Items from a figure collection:
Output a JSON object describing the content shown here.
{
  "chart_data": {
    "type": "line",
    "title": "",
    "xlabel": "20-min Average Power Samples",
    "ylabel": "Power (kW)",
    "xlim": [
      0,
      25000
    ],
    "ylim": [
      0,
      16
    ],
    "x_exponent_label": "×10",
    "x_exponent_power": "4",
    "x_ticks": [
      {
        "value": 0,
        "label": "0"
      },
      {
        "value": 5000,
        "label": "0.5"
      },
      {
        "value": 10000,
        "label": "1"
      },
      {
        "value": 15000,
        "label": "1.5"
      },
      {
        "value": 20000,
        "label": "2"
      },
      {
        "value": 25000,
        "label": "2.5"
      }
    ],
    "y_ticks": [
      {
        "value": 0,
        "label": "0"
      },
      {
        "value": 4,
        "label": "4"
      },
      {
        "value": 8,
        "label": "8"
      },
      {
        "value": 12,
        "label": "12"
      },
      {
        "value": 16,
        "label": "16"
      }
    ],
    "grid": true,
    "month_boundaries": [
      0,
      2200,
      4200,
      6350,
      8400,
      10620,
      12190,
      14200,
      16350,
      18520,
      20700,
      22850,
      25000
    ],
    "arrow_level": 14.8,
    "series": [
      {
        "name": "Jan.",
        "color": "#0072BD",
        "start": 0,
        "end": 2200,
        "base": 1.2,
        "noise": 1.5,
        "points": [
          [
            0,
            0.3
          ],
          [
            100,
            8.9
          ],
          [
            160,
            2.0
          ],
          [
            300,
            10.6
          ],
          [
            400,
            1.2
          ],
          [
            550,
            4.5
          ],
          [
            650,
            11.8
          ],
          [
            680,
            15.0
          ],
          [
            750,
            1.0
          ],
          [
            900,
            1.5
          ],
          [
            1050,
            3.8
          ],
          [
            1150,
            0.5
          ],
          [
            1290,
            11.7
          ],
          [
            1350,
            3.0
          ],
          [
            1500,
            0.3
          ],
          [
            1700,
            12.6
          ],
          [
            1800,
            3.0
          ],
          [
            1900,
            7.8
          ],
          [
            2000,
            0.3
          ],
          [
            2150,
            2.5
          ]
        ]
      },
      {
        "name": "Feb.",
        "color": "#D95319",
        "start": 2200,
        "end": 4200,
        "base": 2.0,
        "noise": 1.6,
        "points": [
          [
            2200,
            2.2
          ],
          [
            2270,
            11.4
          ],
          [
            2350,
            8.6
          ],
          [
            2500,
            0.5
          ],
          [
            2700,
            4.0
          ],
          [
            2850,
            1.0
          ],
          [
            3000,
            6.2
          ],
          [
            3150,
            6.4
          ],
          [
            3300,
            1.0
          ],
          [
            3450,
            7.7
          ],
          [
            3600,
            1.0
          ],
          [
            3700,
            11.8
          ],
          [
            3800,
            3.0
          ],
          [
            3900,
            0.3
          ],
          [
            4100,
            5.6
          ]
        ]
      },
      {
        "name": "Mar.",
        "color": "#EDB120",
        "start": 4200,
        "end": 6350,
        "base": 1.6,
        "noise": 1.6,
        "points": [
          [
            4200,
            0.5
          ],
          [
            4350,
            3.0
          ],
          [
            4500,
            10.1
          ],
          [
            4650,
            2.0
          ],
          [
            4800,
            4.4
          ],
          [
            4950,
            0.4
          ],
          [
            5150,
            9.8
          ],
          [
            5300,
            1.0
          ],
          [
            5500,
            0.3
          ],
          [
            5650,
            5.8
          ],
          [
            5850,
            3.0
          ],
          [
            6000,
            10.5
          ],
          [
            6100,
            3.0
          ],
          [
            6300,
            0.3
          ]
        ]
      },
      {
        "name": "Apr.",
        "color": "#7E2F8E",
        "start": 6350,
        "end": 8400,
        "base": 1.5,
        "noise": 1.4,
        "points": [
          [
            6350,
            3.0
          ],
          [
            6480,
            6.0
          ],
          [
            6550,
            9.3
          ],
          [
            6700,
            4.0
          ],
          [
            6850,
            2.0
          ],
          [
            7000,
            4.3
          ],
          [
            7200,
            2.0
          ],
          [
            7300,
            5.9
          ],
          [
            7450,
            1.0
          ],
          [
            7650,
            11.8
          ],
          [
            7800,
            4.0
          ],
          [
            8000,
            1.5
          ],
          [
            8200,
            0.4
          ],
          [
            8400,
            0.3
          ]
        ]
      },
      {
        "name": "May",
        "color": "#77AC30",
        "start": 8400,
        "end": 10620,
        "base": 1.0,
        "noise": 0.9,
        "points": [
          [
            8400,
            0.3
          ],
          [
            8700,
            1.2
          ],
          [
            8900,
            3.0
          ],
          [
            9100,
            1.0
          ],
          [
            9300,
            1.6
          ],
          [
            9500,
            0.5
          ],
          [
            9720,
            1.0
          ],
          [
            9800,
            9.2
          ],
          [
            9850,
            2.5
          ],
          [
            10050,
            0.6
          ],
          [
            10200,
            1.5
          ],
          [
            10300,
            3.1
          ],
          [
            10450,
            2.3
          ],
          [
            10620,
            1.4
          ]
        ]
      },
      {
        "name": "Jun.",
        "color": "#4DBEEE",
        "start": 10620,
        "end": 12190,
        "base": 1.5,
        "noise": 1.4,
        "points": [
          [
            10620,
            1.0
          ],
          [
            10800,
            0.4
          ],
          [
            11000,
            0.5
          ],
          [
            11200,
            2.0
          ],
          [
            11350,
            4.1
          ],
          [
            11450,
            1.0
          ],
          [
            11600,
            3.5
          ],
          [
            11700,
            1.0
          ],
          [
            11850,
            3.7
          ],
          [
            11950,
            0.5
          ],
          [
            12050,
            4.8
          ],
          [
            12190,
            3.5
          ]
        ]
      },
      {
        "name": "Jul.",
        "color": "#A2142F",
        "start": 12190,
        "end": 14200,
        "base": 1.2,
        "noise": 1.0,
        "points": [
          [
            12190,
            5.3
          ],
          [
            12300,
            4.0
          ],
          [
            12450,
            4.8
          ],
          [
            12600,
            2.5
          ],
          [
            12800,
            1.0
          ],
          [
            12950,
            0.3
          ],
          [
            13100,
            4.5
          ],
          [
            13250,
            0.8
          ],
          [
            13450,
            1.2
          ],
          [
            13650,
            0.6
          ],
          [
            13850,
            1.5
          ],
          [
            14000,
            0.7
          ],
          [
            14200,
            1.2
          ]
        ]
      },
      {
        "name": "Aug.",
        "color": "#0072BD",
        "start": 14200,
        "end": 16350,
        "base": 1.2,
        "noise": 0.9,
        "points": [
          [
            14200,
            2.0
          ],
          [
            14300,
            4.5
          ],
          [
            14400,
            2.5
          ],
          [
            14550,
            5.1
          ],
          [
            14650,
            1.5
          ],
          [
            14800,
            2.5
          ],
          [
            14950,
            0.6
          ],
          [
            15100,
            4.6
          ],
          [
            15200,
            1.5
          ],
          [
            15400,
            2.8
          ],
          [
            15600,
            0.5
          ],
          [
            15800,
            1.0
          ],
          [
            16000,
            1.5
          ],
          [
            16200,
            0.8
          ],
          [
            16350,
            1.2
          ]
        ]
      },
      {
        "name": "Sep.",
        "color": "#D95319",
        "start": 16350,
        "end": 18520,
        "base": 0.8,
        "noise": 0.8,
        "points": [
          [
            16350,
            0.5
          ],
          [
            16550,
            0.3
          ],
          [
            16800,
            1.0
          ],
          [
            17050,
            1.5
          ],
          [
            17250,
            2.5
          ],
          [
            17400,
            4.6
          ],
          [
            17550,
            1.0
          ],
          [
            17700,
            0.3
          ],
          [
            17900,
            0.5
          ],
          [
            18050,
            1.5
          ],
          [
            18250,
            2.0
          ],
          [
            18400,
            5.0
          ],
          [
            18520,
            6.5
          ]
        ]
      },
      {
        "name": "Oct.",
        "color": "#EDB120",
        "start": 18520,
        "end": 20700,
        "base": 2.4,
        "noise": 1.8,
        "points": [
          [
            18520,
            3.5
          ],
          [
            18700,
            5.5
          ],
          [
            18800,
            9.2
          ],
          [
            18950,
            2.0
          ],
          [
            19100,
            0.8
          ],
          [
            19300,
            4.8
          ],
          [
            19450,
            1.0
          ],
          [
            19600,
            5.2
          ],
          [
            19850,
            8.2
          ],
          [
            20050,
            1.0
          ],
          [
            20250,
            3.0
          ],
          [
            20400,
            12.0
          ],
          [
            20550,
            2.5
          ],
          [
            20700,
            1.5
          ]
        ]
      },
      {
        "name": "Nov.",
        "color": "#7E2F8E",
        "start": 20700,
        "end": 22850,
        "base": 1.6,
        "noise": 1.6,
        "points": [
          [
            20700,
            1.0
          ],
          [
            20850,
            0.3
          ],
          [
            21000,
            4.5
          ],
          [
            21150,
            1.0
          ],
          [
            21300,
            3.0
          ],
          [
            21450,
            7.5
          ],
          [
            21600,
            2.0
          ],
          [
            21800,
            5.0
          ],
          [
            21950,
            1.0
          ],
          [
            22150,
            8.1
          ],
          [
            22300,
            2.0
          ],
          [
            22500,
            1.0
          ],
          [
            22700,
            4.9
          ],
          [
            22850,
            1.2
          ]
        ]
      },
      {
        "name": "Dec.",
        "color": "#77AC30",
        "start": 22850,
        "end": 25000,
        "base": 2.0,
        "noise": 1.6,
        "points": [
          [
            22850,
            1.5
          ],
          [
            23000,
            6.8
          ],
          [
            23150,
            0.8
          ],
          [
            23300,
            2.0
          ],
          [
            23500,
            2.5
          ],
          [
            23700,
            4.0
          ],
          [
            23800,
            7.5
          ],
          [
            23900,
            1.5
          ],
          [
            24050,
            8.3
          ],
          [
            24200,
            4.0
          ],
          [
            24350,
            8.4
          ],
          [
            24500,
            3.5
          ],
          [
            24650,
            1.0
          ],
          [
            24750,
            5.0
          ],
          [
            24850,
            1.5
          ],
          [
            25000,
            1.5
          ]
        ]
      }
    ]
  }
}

**REQUIRED TASK**
From the data, collect all lines where the string "name" appears.

**IN RESPONSE**
        "name": "Jan.",
        "name": "Feb.",
        "name": "Mar.",
        "name": "Apr.",
        "name": "May",
        "name": "Jun.",
        "name": "Jul.",
        "name": "Aug.",
        "name": "Sep.",
        "name": "Oct.",
        "name": "Nov.",
        "name": "Dec.",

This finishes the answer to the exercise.